— Start of Task inputs —

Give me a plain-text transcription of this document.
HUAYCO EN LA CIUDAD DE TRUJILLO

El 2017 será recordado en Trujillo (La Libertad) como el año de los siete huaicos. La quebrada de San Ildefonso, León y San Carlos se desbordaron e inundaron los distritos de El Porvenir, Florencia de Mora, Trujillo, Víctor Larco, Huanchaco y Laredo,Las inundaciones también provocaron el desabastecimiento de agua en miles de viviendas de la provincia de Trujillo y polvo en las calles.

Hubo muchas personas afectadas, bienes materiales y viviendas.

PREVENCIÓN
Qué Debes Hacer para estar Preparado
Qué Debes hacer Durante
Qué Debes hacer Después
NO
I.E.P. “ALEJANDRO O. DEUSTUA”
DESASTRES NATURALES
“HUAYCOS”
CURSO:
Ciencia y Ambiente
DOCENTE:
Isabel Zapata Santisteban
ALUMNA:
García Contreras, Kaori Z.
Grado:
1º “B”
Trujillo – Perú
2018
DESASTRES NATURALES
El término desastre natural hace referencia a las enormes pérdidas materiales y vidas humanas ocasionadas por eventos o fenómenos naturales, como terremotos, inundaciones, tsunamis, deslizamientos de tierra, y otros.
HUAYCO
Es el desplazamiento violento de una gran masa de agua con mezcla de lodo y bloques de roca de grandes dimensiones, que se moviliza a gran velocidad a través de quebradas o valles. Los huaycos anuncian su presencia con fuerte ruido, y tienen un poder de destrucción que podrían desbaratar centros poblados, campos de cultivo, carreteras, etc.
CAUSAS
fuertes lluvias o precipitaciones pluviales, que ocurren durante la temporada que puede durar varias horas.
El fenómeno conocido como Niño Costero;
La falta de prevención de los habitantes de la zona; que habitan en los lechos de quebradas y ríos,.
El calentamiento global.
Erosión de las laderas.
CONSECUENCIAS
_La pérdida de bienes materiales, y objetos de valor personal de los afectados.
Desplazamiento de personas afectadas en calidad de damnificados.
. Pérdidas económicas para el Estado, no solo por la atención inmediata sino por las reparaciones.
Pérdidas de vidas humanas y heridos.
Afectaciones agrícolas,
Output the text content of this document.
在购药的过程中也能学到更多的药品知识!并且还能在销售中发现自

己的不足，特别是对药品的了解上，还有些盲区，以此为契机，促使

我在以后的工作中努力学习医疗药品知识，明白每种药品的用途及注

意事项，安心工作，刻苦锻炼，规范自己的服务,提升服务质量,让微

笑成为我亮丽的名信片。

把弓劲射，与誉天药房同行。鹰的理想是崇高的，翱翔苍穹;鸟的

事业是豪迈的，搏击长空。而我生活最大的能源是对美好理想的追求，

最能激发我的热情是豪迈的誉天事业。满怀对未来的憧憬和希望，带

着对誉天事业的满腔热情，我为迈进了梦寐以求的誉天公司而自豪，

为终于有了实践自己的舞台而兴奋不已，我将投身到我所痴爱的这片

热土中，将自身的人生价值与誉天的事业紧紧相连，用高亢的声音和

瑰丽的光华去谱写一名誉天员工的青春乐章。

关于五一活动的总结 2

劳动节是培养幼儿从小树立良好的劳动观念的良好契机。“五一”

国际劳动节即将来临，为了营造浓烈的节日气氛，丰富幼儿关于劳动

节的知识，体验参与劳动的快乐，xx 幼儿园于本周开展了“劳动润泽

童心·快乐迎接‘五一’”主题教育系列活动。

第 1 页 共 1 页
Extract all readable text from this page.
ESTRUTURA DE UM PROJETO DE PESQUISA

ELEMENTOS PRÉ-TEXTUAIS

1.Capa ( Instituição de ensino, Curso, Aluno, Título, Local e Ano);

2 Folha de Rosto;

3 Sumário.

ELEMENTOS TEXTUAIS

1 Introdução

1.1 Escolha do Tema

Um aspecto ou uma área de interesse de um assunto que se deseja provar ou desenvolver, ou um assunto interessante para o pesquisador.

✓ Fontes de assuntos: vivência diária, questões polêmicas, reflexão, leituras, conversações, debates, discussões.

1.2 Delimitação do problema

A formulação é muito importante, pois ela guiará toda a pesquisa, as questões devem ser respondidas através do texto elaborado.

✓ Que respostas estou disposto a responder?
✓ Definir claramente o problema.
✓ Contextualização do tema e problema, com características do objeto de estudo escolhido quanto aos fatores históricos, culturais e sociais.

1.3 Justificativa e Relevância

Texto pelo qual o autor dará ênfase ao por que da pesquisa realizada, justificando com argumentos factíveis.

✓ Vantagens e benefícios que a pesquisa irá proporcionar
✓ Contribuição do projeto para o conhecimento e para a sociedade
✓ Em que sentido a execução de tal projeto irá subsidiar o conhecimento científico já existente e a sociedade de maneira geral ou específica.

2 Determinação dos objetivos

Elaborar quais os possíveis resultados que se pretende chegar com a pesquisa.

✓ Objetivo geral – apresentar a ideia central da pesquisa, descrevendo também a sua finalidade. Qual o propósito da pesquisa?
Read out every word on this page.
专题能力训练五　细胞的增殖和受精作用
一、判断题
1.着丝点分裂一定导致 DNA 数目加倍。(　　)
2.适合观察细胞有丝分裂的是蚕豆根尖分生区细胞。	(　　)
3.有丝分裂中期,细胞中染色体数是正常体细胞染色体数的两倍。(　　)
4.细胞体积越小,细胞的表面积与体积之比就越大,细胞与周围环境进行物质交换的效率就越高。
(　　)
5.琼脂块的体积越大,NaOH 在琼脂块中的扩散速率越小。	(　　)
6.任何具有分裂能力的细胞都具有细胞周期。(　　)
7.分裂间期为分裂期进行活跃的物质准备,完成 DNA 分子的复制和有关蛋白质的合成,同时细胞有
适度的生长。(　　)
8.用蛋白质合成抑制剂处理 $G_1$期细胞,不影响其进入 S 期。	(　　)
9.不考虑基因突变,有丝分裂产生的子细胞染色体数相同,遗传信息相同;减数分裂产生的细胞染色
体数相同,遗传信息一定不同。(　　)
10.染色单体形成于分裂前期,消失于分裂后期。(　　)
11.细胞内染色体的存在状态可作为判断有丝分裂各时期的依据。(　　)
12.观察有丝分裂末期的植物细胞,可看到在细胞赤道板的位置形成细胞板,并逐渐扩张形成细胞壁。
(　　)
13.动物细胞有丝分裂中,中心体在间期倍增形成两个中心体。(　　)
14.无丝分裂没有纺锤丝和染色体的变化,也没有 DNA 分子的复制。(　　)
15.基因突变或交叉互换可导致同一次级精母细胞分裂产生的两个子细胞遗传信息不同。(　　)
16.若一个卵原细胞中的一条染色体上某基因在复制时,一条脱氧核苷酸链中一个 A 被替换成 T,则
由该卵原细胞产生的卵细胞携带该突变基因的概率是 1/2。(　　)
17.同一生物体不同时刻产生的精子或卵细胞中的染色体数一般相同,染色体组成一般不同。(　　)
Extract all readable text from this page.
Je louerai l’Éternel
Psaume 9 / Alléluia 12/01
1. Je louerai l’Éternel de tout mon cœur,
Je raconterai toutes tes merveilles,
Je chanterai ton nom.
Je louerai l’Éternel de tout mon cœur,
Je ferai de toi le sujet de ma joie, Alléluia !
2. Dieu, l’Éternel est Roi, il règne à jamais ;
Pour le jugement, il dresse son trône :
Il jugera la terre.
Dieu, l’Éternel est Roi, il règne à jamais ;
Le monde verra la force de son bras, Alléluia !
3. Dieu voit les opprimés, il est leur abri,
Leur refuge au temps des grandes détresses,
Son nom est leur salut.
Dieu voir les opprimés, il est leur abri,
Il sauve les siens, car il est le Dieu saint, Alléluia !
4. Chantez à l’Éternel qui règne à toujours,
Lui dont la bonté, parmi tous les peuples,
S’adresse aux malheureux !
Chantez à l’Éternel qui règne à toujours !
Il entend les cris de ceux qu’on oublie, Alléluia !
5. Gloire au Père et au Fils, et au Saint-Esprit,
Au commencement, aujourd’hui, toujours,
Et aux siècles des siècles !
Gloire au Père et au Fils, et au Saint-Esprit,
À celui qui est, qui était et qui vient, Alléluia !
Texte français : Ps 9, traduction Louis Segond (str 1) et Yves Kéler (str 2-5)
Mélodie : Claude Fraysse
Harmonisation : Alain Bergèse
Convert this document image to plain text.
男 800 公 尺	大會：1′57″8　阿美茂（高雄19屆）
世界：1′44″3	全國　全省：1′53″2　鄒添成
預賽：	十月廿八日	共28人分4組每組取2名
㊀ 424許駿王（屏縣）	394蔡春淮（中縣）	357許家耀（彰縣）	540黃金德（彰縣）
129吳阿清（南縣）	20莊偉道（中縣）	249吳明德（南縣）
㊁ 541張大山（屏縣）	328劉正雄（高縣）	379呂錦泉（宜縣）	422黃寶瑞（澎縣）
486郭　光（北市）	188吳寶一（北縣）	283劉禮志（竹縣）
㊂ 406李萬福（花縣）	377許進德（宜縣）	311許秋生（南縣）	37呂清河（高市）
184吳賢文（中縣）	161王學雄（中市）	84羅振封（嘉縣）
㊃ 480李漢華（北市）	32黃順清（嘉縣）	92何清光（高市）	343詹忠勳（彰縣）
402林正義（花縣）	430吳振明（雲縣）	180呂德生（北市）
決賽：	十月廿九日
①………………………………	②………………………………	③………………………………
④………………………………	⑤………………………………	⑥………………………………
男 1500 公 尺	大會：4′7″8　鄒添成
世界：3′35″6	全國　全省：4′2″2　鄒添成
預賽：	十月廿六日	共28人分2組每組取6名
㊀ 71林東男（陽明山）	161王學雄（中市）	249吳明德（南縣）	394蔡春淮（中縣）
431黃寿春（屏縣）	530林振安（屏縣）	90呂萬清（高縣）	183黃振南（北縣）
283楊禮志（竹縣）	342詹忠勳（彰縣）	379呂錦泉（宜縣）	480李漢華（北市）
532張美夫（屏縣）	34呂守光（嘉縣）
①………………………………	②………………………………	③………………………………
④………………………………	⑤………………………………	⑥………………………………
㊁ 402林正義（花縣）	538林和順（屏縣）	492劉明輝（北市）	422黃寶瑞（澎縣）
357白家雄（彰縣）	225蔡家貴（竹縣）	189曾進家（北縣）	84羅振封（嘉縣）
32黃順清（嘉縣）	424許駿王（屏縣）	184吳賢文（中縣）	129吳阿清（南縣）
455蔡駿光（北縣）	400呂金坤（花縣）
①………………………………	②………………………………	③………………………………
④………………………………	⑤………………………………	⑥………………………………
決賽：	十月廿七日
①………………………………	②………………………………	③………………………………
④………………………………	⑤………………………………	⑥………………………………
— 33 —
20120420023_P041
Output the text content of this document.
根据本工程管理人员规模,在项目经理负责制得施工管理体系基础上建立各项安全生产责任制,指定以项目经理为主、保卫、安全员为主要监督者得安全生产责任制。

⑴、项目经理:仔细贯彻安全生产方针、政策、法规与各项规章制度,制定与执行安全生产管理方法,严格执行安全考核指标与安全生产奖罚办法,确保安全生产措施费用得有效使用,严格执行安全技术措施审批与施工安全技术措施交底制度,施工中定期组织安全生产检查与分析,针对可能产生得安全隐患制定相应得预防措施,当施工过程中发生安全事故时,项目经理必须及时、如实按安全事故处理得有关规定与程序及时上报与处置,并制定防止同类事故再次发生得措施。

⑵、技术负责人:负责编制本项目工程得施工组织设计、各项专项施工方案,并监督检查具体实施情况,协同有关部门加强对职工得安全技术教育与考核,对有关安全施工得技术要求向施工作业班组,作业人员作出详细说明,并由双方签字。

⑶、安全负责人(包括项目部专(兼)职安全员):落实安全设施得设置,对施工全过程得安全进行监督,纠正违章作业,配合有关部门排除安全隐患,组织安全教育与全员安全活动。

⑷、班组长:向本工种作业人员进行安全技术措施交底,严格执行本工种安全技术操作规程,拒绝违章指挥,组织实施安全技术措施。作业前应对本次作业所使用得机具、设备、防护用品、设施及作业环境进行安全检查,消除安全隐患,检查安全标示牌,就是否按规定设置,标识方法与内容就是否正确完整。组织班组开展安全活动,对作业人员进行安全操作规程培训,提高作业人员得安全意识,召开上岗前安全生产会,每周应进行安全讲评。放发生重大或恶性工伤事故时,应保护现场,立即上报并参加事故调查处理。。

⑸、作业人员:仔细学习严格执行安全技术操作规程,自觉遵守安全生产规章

— End of Task inputs —

● Set task
Within the material above, find the lines that contain the word "this"; copy them.

● The result
Give me a plain-text transcription of this document.
Output the text content of this document.
Extract all readable text from this page.
Read out every word on this page.
Extract all readable text from this page.
Convert this document image to plain text.
Output the text content of this document.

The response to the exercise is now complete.